#### Saved data entries:
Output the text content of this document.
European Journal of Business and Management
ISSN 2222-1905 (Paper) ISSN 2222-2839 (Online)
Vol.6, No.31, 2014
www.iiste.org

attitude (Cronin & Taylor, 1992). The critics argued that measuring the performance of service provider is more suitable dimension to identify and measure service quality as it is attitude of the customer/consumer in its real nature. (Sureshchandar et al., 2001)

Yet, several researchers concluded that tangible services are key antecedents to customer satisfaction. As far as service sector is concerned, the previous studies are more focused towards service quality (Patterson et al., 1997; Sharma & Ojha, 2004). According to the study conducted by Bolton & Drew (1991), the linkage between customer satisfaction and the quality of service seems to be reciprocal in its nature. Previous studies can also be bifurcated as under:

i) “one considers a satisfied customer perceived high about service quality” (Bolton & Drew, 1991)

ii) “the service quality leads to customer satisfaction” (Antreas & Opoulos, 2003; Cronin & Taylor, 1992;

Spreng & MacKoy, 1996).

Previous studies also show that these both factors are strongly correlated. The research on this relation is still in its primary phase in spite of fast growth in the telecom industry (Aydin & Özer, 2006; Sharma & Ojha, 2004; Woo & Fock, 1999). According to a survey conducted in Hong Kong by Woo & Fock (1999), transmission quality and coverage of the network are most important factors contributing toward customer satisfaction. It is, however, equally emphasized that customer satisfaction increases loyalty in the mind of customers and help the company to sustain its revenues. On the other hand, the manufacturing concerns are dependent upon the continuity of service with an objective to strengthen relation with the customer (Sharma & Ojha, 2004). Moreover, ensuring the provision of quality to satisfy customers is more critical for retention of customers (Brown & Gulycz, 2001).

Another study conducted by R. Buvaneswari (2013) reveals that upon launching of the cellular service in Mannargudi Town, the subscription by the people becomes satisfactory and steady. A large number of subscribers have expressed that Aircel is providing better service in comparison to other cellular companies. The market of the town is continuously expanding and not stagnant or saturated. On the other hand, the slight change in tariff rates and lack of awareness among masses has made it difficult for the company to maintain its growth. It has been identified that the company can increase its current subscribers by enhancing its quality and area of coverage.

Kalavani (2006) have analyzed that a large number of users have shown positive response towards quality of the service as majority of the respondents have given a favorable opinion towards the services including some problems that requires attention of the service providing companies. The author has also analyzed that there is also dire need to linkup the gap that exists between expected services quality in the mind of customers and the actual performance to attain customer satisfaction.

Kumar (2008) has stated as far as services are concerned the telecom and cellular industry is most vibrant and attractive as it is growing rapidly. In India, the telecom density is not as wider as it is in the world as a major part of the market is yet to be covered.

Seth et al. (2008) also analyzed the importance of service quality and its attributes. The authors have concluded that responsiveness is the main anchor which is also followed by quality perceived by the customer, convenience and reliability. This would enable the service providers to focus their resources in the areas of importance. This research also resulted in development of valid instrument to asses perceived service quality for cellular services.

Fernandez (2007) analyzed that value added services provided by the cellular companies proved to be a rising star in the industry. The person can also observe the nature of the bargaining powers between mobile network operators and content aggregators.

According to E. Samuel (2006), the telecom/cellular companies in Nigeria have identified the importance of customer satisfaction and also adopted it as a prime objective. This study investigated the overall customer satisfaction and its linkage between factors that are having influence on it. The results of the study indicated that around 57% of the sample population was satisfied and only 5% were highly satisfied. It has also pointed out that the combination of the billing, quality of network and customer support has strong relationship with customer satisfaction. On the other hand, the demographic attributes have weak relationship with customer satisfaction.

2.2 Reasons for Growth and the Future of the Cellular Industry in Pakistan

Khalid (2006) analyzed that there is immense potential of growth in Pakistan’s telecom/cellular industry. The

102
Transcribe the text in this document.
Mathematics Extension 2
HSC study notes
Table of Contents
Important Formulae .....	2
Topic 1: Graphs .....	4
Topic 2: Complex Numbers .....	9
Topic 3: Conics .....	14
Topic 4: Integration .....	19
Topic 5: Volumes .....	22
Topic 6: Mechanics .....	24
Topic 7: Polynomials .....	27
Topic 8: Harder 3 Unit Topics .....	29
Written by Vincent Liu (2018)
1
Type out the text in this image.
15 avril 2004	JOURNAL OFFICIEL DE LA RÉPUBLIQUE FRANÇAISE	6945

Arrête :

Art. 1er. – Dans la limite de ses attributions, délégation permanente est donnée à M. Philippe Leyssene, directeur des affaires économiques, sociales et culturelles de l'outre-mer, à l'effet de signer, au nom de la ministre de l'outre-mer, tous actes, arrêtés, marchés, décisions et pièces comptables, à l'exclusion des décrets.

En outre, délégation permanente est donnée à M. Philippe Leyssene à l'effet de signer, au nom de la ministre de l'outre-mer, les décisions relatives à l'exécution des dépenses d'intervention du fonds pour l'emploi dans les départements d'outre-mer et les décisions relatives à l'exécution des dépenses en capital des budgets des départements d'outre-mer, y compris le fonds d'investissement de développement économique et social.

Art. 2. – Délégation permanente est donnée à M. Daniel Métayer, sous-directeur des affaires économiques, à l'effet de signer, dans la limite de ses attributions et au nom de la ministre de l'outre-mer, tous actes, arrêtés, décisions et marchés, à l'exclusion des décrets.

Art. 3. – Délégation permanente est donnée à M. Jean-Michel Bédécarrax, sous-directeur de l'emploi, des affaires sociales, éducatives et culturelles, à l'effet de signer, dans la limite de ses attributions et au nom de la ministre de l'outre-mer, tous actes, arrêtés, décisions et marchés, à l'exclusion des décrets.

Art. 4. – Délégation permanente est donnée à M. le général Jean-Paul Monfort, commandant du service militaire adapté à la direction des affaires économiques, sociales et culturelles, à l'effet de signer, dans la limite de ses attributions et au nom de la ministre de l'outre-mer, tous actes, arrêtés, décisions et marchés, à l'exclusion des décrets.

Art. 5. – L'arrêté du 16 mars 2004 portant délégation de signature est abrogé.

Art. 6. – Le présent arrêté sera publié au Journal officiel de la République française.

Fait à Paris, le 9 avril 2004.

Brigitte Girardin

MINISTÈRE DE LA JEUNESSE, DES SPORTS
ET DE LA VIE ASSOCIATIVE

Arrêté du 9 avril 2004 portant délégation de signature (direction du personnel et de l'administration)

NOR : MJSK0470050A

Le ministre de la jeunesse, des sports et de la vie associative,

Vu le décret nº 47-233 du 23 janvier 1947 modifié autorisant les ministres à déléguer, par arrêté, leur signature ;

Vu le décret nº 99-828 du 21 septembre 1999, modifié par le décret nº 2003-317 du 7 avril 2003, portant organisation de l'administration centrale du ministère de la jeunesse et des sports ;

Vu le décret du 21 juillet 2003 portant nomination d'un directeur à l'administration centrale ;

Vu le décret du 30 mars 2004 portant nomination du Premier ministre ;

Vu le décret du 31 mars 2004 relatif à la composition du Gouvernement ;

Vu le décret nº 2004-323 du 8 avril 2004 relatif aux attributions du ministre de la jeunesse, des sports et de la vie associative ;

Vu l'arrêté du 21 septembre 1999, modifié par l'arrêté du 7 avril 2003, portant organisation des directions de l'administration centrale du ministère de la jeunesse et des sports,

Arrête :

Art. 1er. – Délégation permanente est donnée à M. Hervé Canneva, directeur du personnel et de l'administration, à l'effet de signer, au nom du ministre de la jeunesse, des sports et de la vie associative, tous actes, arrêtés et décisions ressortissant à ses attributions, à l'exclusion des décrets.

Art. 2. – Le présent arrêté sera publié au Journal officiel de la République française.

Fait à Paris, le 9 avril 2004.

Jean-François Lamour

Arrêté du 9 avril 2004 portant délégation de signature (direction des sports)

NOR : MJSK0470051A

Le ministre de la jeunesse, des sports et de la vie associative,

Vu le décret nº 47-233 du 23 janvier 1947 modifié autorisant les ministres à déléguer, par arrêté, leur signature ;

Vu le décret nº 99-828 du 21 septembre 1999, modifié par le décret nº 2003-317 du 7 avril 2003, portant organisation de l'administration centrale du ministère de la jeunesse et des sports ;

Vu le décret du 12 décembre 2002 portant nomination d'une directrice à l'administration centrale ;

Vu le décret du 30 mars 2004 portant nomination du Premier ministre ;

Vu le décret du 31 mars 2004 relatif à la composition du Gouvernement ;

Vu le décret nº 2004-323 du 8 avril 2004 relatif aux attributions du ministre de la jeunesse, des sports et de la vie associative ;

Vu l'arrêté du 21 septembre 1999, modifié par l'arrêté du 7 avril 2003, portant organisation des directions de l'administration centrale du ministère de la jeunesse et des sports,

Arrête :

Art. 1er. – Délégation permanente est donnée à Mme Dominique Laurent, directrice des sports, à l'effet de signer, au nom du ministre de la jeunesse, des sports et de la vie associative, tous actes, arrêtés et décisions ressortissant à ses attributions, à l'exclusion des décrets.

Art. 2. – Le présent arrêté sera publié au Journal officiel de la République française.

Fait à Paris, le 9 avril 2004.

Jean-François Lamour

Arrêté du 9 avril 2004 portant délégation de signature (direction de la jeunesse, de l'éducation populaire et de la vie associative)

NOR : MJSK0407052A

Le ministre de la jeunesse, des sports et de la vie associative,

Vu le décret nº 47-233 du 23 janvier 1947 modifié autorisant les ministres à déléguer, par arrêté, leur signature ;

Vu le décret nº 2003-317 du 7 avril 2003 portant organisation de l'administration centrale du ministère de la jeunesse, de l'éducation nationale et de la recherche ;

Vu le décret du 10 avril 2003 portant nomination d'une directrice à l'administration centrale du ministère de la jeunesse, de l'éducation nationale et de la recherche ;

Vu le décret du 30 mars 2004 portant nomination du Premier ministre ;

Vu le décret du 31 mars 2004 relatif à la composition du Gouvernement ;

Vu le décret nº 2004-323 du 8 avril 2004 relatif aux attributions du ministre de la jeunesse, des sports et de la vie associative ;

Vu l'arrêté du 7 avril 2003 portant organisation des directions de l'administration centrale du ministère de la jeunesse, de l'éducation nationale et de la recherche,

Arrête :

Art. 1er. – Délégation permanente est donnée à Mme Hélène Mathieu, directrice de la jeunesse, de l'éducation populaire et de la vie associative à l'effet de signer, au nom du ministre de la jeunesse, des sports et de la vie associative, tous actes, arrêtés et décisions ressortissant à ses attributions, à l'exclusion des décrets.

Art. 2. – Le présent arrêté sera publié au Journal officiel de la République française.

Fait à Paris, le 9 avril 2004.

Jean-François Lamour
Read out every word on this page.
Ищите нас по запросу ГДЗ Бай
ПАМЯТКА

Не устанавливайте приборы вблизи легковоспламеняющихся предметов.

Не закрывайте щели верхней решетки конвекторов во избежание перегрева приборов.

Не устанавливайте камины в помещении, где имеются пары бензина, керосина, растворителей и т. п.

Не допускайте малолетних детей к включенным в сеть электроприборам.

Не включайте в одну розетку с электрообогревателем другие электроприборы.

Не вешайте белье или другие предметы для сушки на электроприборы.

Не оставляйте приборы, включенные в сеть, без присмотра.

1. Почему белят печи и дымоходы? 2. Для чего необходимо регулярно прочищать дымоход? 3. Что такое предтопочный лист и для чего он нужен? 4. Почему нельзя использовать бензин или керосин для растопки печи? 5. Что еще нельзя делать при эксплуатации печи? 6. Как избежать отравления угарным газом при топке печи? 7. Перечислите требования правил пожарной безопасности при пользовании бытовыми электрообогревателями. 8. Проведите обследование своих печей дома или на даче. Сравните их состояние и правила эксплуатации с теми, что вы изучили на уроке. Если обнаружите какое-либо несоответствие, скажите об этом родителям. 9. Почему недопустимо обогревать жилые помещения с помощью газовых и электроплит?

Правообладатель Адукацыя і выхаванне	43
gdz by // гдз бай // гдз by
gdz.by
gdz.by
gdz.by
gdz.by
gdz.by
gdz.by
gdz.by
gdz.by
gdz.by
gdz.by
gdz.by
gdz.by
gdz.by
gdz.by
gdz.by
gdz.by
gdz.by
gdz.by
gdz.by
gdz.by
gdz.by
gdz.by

#### Task directions:
Extract every line from the one containing "Read out every word on this page." to the end of the entries, including both of those lines, exactly as given and with nothing added.

#### Right answer:
Read out every word on this page.
Ищите нас по запросу ГДЗ Бай
ПАМЯТКА

Не устанавливайте приборы вблизи легковоспламеняющихся предметов.

Не закрывайте щели верхней решетки конвекторов во избежание перегрева приборов.

Не устанавливайте камины в помещении, где имеются пары бензина, керосина, растворителей и т. п.

Не допускайте малолетних детей к включенным в сеть электроприборам.

Не включайте в одну розетку с электрообогревателем другие электроприборы.

Не вешайте белье или другие предметы для сушки на электроприборы.

Не оставляйте приборы, включенные в сеть, без присмотра.

1. Почему белят печи и дымоходы? 2. Для чего необходимо регулярно прочищать дымоход? 3. Что такое предтопочный лист и для чего он нужен? 4. Почему нельзя использовать бензин или керосин для растопки печи? 5. Что еще нельзя делать при эксплуатации печи? 6. Как избежать отравления угарным газом при топке печи? 7. Перечислите требования правил пожарной безопасности при пользовании бытовыми электрообогревателями. 8. Проведите обследование своих печей дома или на даче. Сравните их состояние и правила эксплуатации с теми, что вы изучили на уроке. Если обнаружите какое-либо несоответствие, скажите об этом родителям. 9. Почему недопустимо обогревать жилые помещения с помощью газовых и электроплит?

Правообладатель Адукацыя і выхаванне	43
gdz by // гдз бай // гдз by
gdz.by
gdz.by
gdz.by
gdz.by
gdz.by
gdz.by
gdz.by
gdz.by
gdz.by
gdz.by
gdz.by
gdz.by
gdz.by
gdz.by
gdz.by
gdz.by
gdz.by
gdz.by
gdz.by
gdz.by
gdz.by
gdz.by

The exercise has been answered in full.